■ **What you will do**:
Determine how many lines of the records include "Average", and answer with the number alone.
>> Begin Stored rows
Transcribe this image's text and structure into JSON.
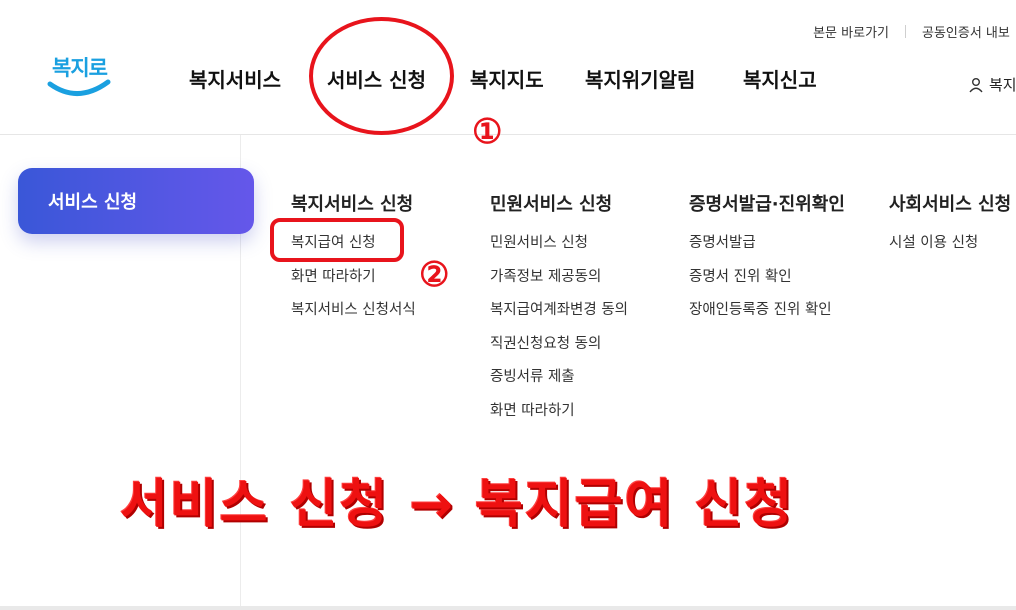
{
  "utility": {
    "skip_link": "본문 바로가기",
    "cert_export": "공동인증서 내보"
  },
  "logo": {
    "text": "복지로"
  },
  "gnb": {
    "items": [
      "복지서비스",
      "서비스 신청",
      "복지지도",
      "복지위기알림",
      "복지신고"
    ]
  },
  "user": {
    "label": "복지"
  },
  "side": {
    "active_label": "서비스 신청"
  },
  "columns": [
    {
      "title": "복지서비스 신청",
      "links": [
        "복지급여 신청",
        "화면 따라하기",
        "복지서비스 신청서식"
      ]
    },
    {
      "title": "민원서비스 신청",
      "links": [
        "민원서비스 신청",
        "가족정보 제공동의",
        "복지급여계좌변경 동의",
        "직권신청요청 동의",
        "증빙서류 제출",
        "화면 따라하기"
      ]
    },
    {
      "title": "증명서발급·진위확인",
      "links": [
        "증명서발급",
        "증명서 진위 확인",
        "장애인등록증 진위 확인"
      ]
    },
    {
      "title": "사회서비스 신청",
      "links": [
        "시설 이용 신청"
      ]
    }
  ],
  "annotations": {
    "step1": "①",
    "step2": "②",
    "banner": "서비스 신청 → 복지급여 신청",
    "color": "#e8141c"
  },
  "colors": {
    "accent_start": "#3a57d8",
    "accent_end": "#6557ea",
    "logo": "#1aa0e0"
  }
}
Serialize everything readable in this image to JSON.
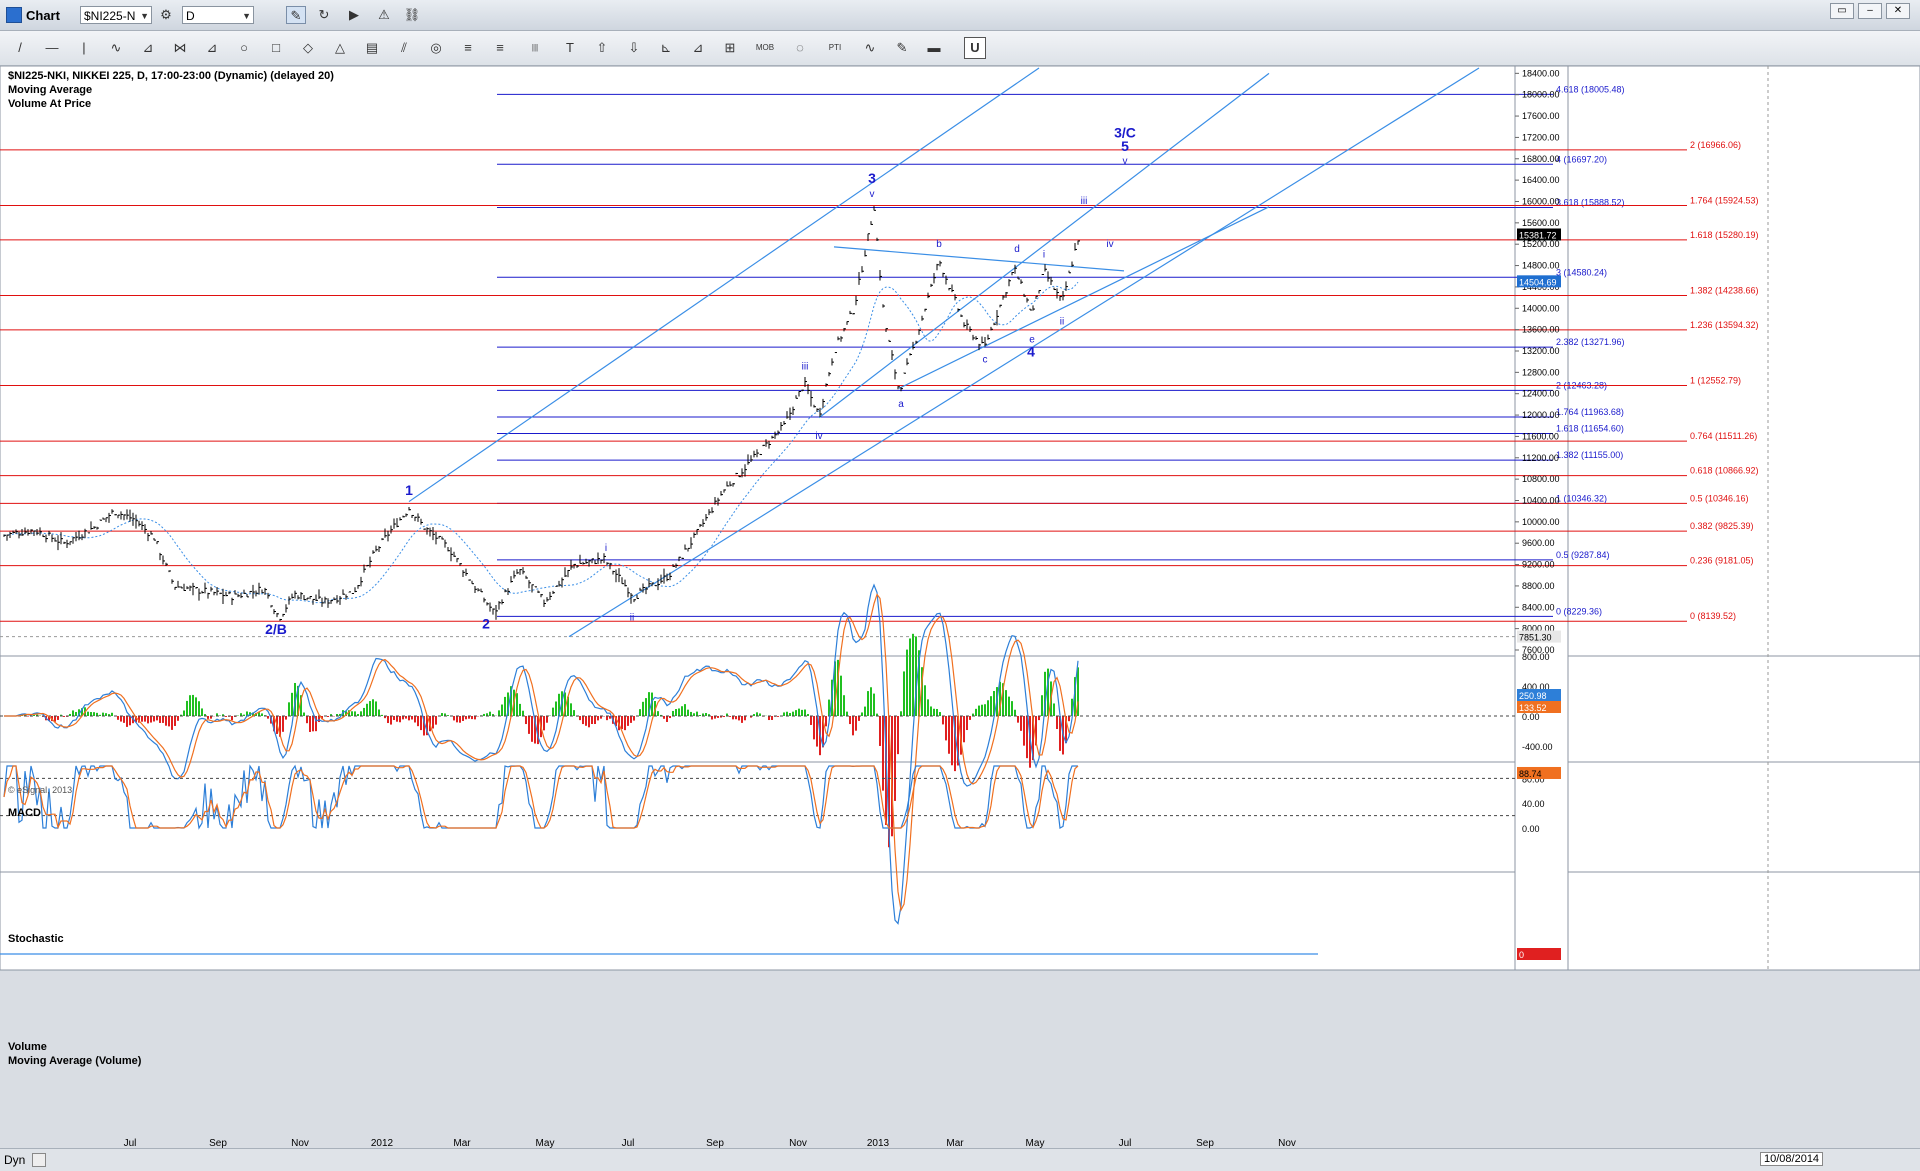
{
  "window": {
    "title": "Chart"
  },
  "toolbar": {
    "symbol": "$NI225-N",
    "interval": "D",
    "tools": [
      "/",
      "—",
      "|",
      "∿",
      "⊿",
      "⋈",
      "⊿",
      "○",
      "□",
      "◇",
      "△",
      "▤",
      "⫽",
      "◎",
      "≡",
      "≡",
      "|||",
      "T",
      "⇧",
      "⇩",
      "⊾",
      "⊿",
      "⊞",
      "MOB",
      "◌",
      "PTI",
      "∿",
      "✎",
      "▬"
    ],
    "lock_icon": "U"
  },
  "header": {
    "line1": "$NI225-NKI, NIKKEI 225, D, 17:00-23:00 (Dynamic) (delayed 20)",
    "line2": "Moving Average",
    "line3": "Volume At Price"
  },
  "copyright": "© eSignal, 2013",
  "panes": {
    "macd": {
      "label": "MACD",
      "macd_value": "250.98",
      "signal_value": "133.52",
      "ticks": [
        "800.00",
        "400.00",
        "0.00",
        "-400.00"
      ]
    },
    "stochastic": {
      "label": "Stochastic",
      "value": "88.74",
      "ticks": [
        "80.00",
        "40.00",
        "0.00"
      ]
    },
    "volume": {
      "label1": "Volume",
      "label2": "Moving Average (Volume)",
      "value": "0"
    }
  },
  "bottom": {
    "label": "Dyn",
    "date_badge": "10/08/2014"
  },
  "colors": {
    "price_bar": "#000000",
    "fib_blue": "#1a1acc",
    "fib_red": "#e01010",
    "channel": "#3a8ee6",
    "ma": "#3a8ee6",
    "wave_label": "#1a1acc",
    "macd_line": "#2d7fd8",
    "signal_line": "#f07020",
    "hist_pos": "#20c020",
    "hist_neg": "#e02020"
  },
  "chart_data": {
    "type": "line",
    "title": "$NI225-NKI, NIKKEI 225, D",
    "x_ticks": [
      "Jul",
      "Sep",
      "Nov",
      "2012",
      "Mar",
      "May",
      "Jul",
      "Sep",
      "Nov",
      "2013",
      "Mar",
      "May",
      "Jul",
      "Sep",
      "Nov"
    ],
    "y_ticks": [
      18400,
      18000,
      17600,
      17200,
      16800,
      16400,
      16000,
      15600,
      15200,
      14800,
      14400,
      14000,
      13600,
      13200,
      12800,
      12400,
      12000,
      11600,
      11200,
      10800,
      10400,
      10000,
      9600,
      9200,
      8800,
      8400,
      8000,
      7600
    ],
    "ylim": [
      7600,
      18500
    ],
    "last_price": "15381.72",
    "ma_value": "14504.69",
    "crosshair_value": "7851.30",
    "price_anchors": [
      {
        "t": 0,
        "v": 9750
      },
      {
        "t": 30,
        "v": 9850
      },
      {
        "t": 60,
        "v": 9600
      },
      {
        "t": 90,
        "v": 9900
      },
      {
        "t": 110,
        "v": 10200
      },
      {
        "t": 130,
        "v": 10050
      },
      {
        "t": 150,
        "v": 9700
      },
      {
        "t": 170,
        "v": 8800
      },
      {
        "t": 200,
        "v": 8700
      },
      {
        "t": 230,
        "v": 8600
      },
      {
        "t": 260,
        "v": 8750
      },
      {
        "t": 275,
        "v": 8200
      },
      {
        "t": 290,
        "v": 8650
      },
      {
        "t": 320,
        "v": 8500
      },
      {
        "t": 350,
        "v": 8700
      },
      {
        "t": 370,
        "v": 9400
      },
      {
        "t": 385,
        "v": 9800
      },
      {
        "t": 405,
        "v": 10250
      },
      {
        "t": 420,
        "v": 9900
      },
      {
        "t": 445,
        "v": 9500
      },
      {
        "t": 470,
        "v": 8800
      },
      {
        "t": 490,
        "v": 8300
      },
      {
        "t": 515,
        "v": 9100
      },
      {
        "t": 540,
        "v": 8500
      },
      {
        "t": 570,
        "v": 9200
      },
      {
        "t": 600,
        "v": 9300
      },
      {
        "t": 630,
        "v": 8600
      },
      {
        "t": 665,
        "v": 9000
      },
      {
        "t": 690,
        "v": 9700
      },
      {
        "t": 720,
        "v": 10600
      },
      {
        "t": 750,
        "v": 11200
      },
      {
        "t": 780,
        "v": 11800
      },
      {
        "t": 800,
        "v": 12600
      },
      {
        "t": 815,
        "v": 12000
      },
      {
        "t": 830,
        "v": 13200
      },
      {
        "t": 850,
        "v": 14000
      },
      {
        "t": 870,
        "v": 15900
      },
      {
        "t": 880,
        "v": 13800
      },
      {
        "t": 895,
        "v": 12450
      },
      {
        "t": 910,
        "v": 13300
      },
      {
        "t": 935,
        "v": 14900
      },
      {
        "t": 960,
        "v": 13700
      },
      {
        "t": 980,
        "v": 13250
      },
      {
        "t": 1010,
        "v": 14750
      },
      {
        "t": 1028,
        "v": 13900
      },
      {
        "t": 1040,
        "v": 14700
      },
      {
        "t": 1058,
        "v": 14100
      },
      {
        "t": 1075,
        "v": 15380
      }
    ],
    "fib_levels_blue": [
      {
        "ratio": "4.618",
        "value": 18005.48
      },
      {
        "ratio": "4",
        "value": 16697.2
      },
      {
        "ratio": "3.618",
        "value": 15888.52
      },
      {
        "ratio": "3",
        "value": 14580.24
      },
      {
        "ratio": "2.382",
        "value": 13271.96
      },
      {
        "ratio": "2",
        "value": 12463.28
      },
      {
        "ratio": "1.764",
        "value": 11963.68
      },
      {
        "ratio": "1.618",
        "value": 11654.6
      },
      {
        "ratio": "1.382",
        "value": 11155.0
      },
      {
        "ratio": "1",
        "value": 10346.32
      },
      {
        "ratio": "0.5",
        "value": 9287.84
      },
      {
        "ratio": "0",
        "value": 8229.36
      }
    ],
    "fib_levels_red": [
      {
        "ratio": "2",
        "value": 16966.06
      },
      {
        "ratio": "1.764",
        "value": 15924.53
      },
      {
        "ratio": "1.618",
        "value": 15280.19
      },
      {
        "ratio": "1.382",
        "value": 14238.66
      },
      {
        "ratio": "1.236",
        "value": 13594.32
      },
      {
        "ratio": "1",
        "value": 12552.79
      },
      {
        "ratio": "0.764",
        "value": 11511.26
      },
      {
        "ratio": "0.618",
        "value": 10866.92
      },
      {
        "ratio": "0.5",
        "value": 10346.16
      },
      {
        "ratio": "0.382",
        "value": 9825.39
      },
      {
        "ratio": "0.236",
        "value": 9181.05
      },
      {
        "ratio": "0",
        "value": 8139.52
      }
    ],
    "wave_labels": [
      {
        "text": "1",
        "t": 405,
        "v": 10500,
        "size": "big"
      },
      {
        "text": "2/B",
        "t": 272,
        "v": 7900,
        "size": "big"
      },
      {
        "text": "2",
        "t": 482,
        "v": 8000,
        "size": "big"
      },
      {
        "text": "3",
        "t": 868,
        "v": 16350,
        "size": "big"
      },
      {
        "text": "3/C",
        "t": 1121,
        "v": 17200,
        "size": "big"
      },
      {
        "text": "5",
        "t": 1121,
        "v": 16950,
        "size": "big"
      },
      {
        "text": "4",
        "t": 1027,
        "v": 13100,
        "size": "big"
      },
      {
        "text": "v",
        "t": 868,
        "v": 16080,
        "size": "small"
      },
      {
        "text": "v",
        "t": 1121,
        "v": 16700,
        "size": "small"
      },
      {
        "text": "iii",
        "t": 1080,
        "v": 15950,
        "size": "small"
      },
      {
        "text": "iv",
        "t": 1106,
        "v": 15150,
        "size": "small"
      },
      {
        "text": "b",
        "t": 935,
        "v": 15150,
        "size": "small"
      },
      {
        "text": "d",
        "t": 1013,
        "v": 15050,
        "size": "small"
      },
      {
        "text": "i",
        "t": 1040,
        "v": 14950,
        "size": "small"
      },
      {
        "text": "c",
        "t": 981,
        "v": 12980,
        "size": "small"
      },
      {
        "text": "e",
        "t": 1028,
        "v": 13360,
        "size": "small"
      },
      {
        "text": "ii",
        "t": 1058,
        "v": 13700,
        "size": "small"
      },
      {
        "text": "a",
        "t": 897,
        "v": 12150,
        "size": "small"
      },
      {
        "text": "iii",
        "t": 801,
        "v": 12850,
        "size": "small"
      },
      {
        "text": "iv",
        "t": 815,
        "v": 11550,
        "size": "small"
      },
      {
        "text": "i",
        "t": 602,
        "v": 9450,
        "size": "small"
      },
      {
        "text": "ii",
        "t": 628,
        "v": 8150,
        "size": "small"
      }
    ],
    "trendlines": [
      {
        "t1": 405,
        "v1": 10380,
        "t2": 1035,
        "v2": 18500
      },
      {
        "t1": 565,
        "v1": 7850,
        "t2": 1475,
        "v2": 18500
      },
      {
        "t1": 815,
        "v1": 11950,
        "t2": 1265,
        "v2": 18400
      },
      {
        "t1": 895,
        "v1": 12500,
        "t2": 1265,
        "v2": 15900
      },
      {
        "t1": 830,
        "v1": 15150,
        "t2": 1120,
        "v2": 14700
      }
    ]
  }
}
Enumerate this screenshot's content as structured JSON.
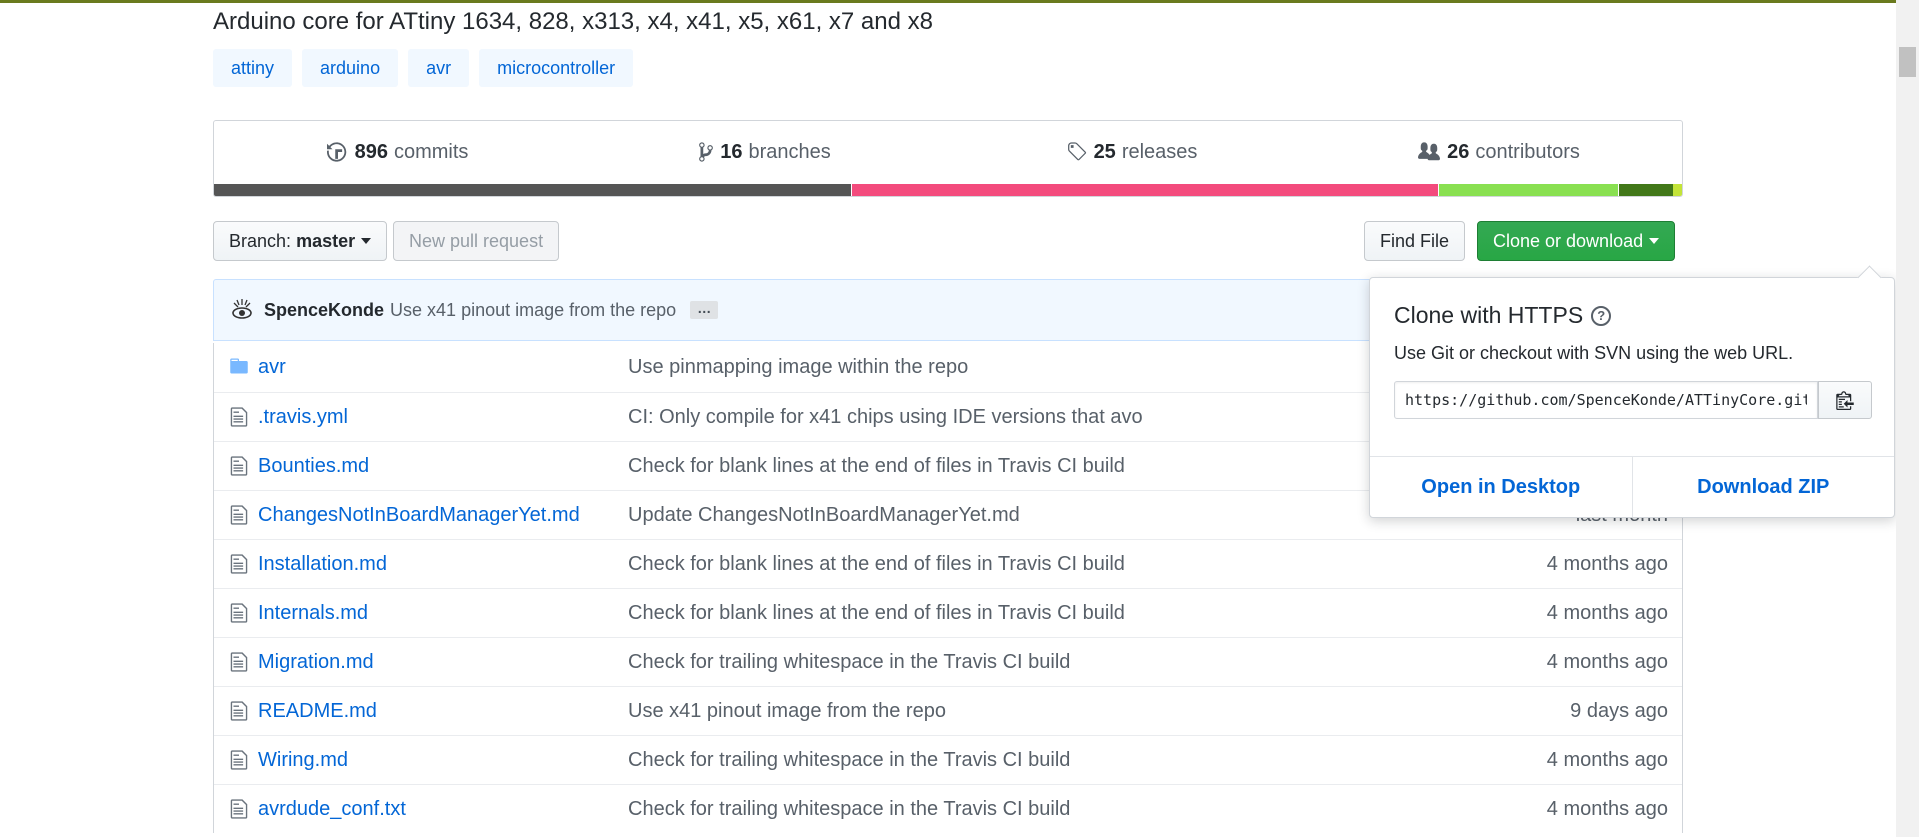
>> End Stored rows
■ **Solution for this exercise**:
2